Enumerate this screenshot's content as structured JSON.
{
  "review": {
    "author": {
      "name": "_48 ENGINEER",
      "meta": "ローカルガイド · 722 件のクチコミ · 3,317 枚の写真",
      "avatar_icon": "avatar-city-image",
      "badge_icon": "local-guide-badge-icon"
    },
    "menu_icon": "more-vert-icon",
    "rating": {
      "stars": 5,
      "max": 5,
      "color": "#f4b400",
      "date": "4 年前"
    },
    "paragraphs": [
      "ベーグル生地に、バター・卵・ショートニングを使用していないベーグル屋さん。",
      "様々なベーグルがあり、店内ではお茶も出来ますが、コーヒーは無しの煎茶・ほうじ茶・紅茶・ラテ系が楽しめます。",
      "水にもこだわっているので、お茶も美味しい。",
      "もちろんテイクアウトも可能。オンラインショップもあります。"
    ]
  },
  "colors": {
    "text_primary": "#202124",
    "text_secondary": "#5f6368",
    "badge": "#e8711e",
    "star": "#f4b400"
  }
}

Problem details ->
Word for word, write out the data.

Result below ->
Enumerate this screenshot's content as structured JSON.
{
  "review": {
    "author": {
      "name": "_48 ENGINEER",
      "meta": "ローカルガイド · 722 件のクチコミ · 3,317 枚の写真",
      "avatar_icon": "avatar-city-image",
      "badge_icon": "local-guide-badge-icon"
    },
    "menu_icon": "more-vert-icon",
    "rating": {
      "stars": 5,
      "max": 5,
      "color": "#f4b400",
      "date": "4 年前"
    },
    "paragraphs": [
      "ベーグル生地に、バター・卵・ショートニングを使用していないベーグル屋さん。",
      "様々なベーグルがあり、店内ではお茶も出来ますが、コーヒーは無しの煎茶・ほうじ茶・紅茶・ラテ系が楽しめます。",
      "水にもこだわっているので、お茶も美味しい。",
      "もちろんテイクアウトも可能。オンラインショップもあります。"
    ]
  },
  "colors": {
    "text_primary": "#202124",
    "text_secondary": "#5f6368",
    "badge": "#e8711e",
    "star": "#f4b400"
  }
}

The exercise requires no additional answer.